§ What needs to be done
Repeat all of the material exactly as given.

§ Dataset content
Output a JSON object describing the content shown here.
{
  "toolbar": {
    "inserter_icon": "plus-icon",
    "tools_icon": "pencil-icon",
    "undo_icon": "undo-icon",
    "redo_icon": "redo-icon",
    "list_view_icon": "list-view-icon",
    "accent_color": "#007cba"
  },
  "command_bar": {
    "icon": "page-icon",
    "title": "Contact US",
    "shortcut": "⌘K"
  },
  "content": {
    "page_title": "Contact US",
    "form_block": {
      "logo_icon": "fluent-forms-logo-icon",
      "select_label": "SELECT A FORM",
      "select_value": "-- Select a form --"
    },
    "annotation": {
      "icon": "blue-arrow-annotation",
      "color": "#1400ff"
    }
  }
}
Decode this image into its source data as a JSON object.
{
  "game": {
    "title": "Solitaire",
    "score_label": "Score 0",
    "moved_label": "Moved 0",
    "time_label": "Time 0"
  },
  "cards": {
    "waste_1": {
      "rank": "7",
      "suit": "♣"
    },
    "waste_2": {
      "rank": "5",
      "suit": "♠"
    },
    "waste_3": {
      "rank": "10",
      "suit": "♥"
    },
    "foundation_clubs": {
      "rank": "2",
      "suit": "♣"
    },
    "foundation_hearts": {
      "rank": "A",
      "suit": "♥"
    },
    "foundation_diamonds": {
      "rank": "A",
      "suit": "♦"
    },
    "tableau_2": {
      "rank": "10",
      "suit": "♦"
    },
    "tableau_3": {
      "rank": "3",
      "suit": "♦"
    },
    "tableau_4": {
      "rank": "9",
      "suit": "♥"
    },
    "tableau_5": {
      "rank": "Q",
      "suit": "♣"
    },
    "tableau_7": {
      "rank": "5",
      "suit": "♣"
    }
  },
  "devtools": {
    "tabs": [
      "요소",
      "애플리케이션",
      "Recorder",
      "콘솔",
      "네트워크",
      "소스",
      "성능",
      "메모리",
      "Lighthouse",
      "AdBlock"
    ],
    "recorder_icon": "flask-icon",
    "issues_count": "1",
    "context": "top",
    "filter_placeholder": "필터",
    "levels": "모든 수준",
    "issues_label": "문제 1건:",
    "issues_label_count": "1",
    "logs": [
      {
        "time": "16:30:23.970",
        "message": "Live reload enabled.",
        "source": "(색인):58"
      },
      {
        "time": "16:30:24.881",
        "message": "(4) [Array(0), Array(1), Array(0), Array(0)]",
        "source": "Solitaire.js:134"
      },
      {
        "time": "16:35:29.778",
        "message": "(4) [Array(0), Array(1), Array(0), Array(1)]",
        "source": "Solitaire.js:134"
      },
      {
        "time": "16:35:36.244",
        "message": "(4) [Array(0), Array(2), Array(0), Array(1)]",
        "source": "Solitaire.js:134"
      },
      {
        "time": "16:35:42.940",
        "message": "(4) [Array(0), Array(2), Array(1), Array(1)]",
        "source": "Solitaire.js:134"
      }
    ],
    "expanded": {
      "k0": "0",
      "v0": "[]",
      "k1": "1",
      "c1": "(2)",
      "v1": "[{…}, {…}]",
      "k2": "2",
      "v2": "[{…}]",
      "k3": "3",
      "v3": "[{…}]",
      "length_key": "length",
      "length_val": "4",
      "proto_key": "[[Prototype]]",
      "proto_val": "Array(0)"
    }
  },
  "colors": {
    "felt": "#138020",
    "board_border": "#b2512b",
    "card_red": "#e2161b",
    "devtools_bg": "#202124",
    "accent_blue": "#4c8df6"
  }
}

§ Problem solution
Output a JSON object describing the content shown here.
{
  "toolbar": {
    "inserter_icon": "plus-icon",
    "tools_icon": "pencil-icon",
    "undo_icon": "undo-icon",
    "redo_icon": "redo-icon",
    "list_view_icon": "list-view-icon",
    "accent_color": "#007cba"
  },
  "command_bar": {
    "icon": "page-icon",
    "title": "Contact US",
    "shortcut": "⌘K"
  },
  "content": {
    "page_title": "Contact US",
    "form_block": {
      "logo_icon": "fluent-forms-logo-icon",
      "select_label": "SELECT A FORM",
      "select_value": "-- Select a form --"
    },
    "annotation": {
      "icon": "blue-arrow-annotation",
      "color": "#1400ff"
    }
  }
}
Decode this image into its source data as a JSON object.
{
  "game": {
    "title": "Solitaire",
    "score_label": "Score 0",
    "moved_label": "Moved 0",
    "time_label": "Time 0"
  },
  "cards": {
    "waste_1": {
      "rank": "7",
      "suit": "♣"
    },
    "waste_2": {
      "rank": "5",
      "suit": "♠"
    },
    "waste_3": {
      "rank": "10",
      "suit": "♥"
    },
    "foundation_clubs": {
      "rank": "2",
      "suit": "♣"
    },
    "foundation_hearts": {
      "rank": "A",
      "suit": "♥"
    },
    "foundation_diamonds": {
      "rank": "A",
      "suit": "♦"
    },
    "tableau_2": {
      "rank": "10",
      "suit": "♦"
    },
    "tableau_3": {
      "rank": "3",
      "suit": "♦"
    },
    "tableau_4": {
      "rank": "9",
      "suit": "♥"
    },
    "tableau_5": {
      "rank": "Q",
      "suit": "♣"
    },
    "tableau_7": {
      "rank": "5",
      "suit": "♣"
    }
  },
  "devtools": {
    "tabs": [
      "요소",
      "애플리케이션",
      "Recorder",
      "콘솔",
      "네트워크",
      "소스",
      "성능",
      "메모리",
      "Lighthouse",
      "AdBlock"
    ],
    "recorder_icon": "flask-icon",
    "issues_count": "1",
    "context": "top",
    "filter_placeholder": "필터",
    "levels": "모든 수준",
    "issues_label": "문제 1건:",
    "issues_label_count": "1",
    "logs": [
      {
        "time": "16:30:23.970",
        "message": "Live reload enabled.",
        "source": "(색인):58"
      },
      {
        "time": "16:30:24.881",
        "message": "(4) [Array(0), Array(1), Array(0), Array(0)]",
        "source": "Solitaire.js:134"
      },
      {
        "time": "16:35:29.778",
        "message": "(4) [Array(0), Array(1), Array(0), Array(1)]",
        "source": "Solitaire.js:134"
      },
      {
        "time": "16:35:36.244",
        "message": "(4) [Array(0), Array(2), Array(0), Array(1)]",
        "source": "Solitaire.js:134"
      },
      {
        "time": "16:35:42.940",
        "message": "(4) [Array(0), Array(2), Array(1), Array(1)]",
        "source": "Solitaire.js:134"
      }
    ],
    "expanded": {
      "k0": "0",
      "v0": "[]",
      "k1": "1",
      "c1": "(2)",
      "v1": "[{…}, {…}]",
      "k2": "2",
      "v2": "[{…}]",
      "k3": "3",
      "v3": "[{…}]",
      "length_key": "length",
      "length_val": "4",
      "proto_key": "[[Prototype]]",
      "proto_val": "Array(0)"
    }
  },
  "colors": {
    "felt": "#138020",
    "board_border": "#b2512b",
    "card_red": "#e2161b",
    "devtools_bg": "#202124",
    "accent_blue": "#4c8df6"
  }
}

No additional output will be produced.